Box coordinate listings ->
- - - -

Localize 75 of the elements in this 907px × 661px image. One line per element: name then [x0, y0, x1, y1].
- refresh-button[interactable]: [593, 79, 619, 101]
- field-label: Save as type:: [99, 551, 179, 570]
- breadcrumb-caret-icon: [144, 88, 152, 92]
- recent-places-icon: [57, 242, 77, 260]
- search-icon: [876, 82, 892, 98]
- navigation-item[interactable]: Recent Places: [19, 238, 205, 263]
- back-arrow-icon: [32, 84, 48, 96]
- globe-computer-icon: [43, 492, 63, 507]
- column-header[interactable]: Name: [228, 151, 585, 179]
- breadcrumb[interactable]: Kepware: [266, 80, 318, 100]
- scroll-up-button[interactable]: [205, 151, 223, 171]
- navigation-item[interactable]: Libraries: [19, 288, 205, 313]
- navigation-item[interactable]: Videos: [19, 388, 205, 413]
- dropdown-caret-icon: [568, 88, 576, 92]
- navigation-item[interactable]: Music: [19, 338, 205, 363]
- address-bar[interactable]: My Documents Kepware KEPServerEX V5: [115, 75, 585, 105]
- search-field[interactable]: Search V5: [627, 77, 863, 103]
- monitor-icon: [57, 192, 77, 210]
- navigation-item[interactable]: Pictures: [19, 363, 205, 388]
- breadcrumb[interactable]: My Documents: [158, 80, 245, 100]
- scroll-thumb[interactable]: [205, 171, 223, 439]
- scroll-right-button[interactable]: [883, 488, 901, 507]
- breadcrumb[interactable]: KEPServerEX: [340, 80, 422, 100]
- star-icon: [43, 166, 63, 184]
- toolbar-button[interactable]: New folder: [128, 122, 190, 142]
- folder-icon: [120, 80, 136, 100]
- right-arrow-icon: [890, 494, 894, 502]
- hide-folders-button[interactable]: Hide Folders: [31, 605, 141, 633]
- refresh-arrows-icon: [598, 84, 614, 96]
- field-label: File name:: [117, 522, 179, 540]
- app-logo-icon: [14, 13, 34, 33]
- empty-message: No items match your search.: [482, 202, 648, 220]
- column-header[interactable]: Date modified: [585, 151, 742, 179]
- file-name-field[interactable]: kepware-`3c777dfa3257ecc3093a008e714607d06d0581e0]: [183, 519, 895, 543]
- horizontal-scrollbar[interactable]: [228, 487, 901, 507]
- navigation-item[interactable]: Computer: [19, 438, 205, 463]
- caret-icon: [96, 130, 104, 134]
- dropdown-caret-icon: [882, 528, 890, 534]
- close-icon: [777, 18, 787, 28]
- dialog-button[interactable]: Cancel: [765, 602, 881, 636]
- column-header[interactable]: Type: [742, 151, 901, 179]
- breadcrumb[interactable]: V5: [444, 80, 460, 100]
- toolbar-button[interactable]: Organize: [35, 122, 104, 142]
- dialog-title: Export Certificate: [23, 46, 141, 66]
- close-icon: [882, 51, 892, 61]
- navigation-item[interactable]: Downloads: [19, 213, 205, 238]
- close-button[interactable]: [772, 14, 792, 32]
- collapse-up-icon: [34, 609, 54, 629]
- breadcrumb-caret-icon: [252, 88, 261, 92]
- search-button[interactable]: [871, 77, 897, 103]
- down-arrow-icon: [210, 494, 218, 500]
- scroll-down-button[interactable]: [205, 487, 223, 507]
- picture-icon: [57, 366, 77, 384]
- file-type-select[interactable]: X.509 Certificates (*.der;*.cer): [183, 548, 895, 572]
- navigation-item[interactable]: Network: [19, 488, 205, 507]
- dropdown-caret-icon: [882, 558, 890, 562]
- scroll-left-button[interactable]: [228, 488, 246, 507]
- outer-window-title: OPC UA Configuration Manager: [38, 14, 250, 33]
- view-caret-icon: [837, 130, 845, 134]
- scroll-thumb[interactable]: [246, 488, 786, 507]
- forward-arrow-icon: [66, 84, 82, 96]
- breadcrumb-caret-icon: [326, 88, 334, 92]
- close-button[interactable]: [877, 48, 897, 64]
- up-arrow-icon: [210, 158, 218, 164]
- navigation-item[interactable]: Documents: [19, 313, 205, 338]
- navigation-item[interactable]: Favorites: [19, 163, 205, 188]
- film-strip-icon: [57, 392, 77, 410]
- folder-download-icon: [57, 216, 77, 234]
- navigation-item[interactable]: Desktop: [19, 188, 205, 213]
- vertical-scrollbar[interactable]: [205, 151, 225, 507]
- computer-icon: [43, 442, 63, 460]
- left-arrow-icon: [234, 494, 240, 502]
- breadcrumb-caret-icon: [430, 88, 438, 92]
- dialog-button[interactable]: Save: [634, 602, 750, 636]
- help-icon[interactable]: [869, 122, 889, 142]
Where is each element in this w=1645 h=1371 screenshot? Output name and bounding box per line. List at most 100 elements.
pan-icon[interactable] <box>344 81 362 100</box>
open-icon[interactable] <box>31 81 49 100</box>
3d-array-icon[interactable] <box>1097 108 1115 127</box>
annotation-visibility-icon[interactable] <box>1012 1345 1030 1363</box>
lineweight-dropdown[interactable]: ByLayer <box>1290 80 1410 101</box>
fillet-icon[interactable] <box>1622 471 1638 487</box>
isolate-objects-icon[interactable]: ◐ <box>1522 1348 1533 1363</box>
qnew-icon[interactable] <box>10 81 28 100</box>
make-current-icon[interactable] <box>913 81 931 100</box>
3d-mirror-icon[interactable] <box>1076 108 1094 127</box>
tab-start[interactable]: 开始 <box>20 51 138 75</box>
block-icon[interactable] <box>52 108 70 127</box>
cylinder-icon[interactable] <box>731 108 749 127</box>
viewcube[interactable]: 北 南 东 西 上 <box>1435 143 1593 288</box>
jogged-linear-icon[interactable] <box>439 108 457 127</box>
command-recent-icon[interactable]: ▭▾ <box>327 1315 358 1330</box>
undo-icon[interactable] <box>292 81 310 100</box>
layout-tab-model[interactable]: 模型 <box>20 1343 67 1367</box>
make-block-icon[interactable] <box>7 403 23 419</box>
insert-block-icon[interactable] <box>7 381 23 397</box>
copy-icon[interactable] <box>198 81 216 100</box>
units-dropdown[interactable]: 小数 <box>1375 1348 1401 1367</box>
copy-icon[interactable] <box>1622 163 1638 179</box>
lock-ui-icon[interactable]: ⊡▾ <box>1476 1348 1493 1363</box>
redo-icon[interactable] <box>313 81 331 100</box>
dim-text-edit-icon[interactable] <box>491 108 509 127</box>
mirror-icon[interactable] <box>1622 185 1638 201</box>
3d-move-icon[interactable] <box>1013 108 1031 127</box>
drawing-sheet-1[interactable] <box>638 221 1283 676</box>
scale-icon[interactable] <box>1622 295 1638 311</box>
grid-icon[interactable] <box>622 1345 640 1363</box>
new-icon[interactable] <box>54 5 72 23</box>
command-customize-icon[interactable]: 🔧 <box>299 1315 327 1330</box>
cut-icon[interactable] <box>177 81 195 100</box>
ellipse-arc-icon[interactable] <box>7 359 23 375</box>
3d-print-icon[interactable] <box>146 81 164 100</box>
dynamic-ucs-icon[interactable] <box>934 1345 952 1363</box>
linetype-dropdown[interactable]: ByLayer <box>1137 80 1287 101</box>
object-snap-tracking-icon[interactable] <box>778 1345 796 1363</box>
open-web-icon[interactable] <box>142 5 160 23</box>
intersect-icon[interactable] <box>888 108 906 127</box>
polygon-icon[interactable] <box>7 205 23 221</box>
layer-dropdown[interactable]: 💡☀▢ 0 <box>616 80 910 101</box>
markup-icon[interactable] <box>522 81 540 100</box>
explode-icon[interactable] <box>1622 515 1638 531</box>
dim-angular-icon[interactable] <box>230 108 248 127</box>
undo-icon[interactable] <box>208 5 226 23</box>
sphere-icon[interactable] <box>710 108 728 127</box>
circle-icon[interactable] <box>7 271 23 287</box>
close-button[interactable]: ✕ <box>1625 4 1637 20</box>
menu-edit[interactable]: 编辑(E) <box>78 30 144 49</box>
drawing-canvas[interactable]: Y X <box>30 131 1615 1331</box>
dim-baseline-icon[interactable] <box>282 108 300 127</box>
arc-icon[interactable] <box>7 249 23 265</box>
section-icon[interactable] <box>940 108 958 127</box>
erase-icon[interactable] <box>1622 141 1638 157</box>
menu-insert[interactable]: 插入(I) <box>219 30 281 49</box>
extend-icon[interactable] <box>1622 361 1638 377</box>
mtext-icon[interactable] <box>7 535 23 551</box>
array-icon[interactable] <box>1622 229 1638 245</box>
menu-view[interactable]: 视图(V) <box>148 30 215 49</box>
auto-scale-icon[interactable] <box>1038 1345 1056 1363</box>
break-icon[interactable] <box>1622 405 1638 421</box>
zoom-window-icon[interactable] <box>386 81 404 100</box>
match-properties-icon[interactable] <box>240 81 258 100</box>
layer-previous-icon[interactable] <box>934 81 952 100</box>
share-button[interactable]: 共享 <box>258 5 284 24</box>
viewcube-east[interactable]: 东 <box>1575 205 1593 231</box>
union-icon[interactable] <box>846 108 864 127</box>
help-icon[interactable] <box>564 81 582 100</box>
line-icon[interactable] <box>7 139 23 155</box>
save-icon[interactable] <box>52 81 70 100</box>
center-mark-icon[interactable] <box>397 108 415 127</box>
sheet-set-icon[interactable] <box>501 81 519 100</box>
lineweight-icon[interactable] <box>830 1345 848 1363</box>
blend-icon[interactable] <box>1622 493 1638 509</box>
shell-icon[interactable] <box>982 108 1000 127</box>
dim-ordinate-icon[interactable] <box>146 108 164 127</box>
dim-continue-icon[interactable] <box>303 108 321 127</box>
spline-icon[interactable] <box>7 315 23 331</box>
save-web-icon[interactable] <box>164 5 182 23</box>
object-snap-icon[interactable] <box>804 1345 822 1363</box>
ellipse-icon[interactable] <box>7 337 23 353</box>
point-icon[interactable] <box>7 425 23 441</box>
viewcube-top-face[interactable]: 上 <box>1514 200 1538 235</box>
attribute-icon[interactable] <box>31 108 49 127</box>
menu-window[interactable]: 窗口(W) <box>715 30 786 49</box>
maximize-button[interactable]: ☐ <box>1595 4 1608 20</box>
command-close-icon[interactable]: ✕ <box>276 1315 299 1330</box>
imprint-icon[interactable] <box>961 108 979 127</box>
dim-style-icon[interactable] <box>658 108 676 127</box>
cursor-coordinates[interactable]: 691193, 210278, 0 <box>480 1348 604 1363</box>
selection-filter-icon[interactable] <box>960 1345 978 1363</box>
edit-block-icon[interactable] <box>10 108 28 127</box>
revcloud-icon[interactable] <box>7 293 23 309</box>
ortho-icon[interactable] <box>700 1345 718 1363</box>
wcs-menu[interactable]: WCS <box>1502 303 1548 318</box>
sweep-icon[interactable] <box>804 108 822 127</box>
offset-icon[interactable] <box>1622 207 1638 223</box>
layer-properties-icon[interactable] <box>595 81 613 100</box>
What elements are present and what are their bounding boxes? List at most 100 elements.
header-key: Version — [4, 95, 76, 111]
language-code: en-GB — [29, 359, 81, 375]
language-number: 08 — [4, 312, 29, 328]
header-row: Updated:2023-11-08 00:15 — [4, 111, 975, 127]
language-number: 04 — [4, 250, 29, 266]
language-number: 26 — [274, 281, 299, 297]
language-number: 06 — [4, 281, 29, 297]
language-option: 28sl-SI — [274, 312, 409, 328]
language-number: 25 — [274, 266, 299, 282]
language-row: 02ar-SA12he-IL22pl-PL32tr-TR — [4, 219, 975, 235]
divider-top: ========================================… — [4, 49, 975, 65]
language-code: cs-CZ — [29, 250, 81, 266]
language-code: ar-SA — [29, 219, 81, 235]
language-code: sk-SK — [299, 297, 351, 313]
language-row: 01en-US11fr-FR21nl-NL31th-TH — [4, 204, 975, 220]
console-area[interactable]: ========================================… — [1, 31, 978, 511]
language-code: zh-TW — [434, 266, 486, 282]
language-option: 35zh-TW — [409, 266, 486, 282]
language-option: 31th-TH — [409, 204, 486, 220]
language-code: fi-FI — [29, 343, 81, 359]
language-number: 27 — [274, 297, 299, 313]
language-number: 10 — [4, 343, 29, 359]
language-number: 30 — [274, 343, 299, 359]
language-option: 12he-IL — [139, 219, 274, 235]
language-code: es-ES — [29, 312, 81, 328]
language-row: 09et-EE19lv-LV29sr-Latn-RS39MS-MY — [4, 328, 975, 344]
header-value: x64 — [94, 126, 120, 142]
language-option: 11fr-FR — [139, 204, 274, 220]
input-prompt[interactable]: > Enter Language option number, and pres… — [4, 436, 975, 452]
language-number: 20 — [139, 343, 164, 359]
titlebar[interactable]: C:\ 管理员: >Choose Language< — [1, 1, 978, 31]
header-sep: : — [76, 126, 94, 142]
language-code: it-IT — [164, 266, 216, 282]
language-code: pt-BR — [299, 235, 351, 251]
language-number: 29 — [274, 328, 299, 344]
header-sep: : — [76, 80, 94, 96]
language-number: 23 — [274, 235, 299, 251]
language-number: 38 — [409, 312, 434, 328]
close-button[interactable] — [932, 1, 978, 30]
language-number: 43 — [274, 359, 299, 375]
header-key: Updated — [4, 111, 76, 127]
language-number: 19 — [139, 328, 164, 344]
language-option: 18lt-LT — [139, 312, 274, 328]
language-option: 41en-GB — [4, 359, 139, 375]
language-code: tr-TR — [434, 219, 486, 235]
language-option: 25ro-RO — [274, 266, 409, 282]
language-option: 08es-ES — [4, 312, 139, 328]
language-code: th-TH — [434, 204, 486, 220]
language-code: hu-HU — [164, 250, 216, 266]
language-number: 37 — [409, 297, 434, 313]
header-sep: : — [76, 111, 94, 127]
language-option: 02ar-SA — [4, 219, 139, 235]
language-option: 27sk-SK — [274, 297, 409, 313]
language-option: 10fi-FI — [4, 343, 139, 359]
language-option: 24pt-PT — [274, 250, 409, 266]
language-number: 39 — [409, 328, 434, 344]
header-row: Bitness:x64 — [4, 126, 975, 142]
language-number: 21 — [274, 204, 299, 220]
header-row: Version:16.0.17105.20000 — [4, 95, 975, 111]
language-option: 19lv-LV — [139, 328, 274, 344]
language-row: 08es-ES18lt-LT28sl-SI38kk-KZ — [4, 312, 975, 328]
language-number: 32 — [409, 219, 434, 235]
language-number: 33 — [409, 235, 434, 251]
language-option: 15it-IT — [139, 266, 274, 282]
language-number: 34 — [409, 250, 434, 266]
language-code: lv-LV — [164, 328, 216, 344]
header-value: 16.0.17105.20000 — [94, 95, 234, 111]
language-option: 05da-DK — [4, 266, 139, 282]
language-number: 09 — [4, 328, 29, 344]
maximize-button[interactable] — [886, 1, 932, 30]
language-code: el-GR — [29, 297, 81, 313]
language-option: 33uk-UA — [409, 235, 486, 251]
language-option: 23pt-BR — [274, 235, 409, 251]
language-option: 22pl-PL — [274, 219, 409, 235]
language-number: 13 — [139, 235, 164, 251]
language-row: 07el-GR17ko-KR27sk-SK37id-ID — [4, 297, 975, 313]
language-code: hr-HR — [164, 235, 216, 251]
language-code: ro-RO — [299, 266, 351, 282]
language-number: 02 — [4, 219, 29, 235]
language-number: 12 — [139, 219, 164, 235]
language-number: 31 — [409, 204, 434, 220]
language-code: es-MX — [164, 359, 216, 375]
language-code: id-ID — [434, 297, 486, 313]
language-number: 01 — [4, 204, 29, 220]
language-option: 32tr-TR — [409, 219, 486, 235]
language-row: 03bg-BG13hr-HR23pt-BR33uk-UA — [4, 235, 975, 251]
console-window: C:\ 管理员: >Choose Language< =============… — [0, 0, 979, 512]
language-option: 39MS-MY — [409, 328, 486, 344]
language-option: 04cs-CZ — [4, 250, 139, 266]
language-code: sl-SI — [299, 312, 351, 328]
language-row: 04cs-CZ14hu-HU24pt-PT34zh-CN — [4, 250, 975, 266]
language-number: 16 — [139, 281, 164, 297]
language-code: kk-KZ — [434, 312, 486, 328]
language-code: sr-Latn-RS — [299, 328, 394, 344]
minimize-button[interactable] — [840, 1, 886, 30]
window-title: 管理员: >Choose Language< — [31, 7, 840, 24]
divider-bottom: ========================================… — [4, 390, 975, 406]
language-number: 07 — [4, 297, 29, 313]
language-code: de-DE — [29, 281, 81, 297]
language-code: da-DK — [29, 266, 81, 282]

- - - -

Written exercise -> Copy the records word for word, from the first line through the line that contains "- recent-places-icon: [57, 242, 77, 260]".

Completed task ->
Localize 75 of the elements in this 907px × 661px image. One line per element: name then [x0, y0, x1, y1].
- refresh-button[interactable]: [593, 79, 619, 101]
- field-label: Save as type:: [99, 551, 179, 570]
- breadcrumb-caret-icon: [144, 88, 152, 92]
- recent-places-icon: [57, 242, 77, 260]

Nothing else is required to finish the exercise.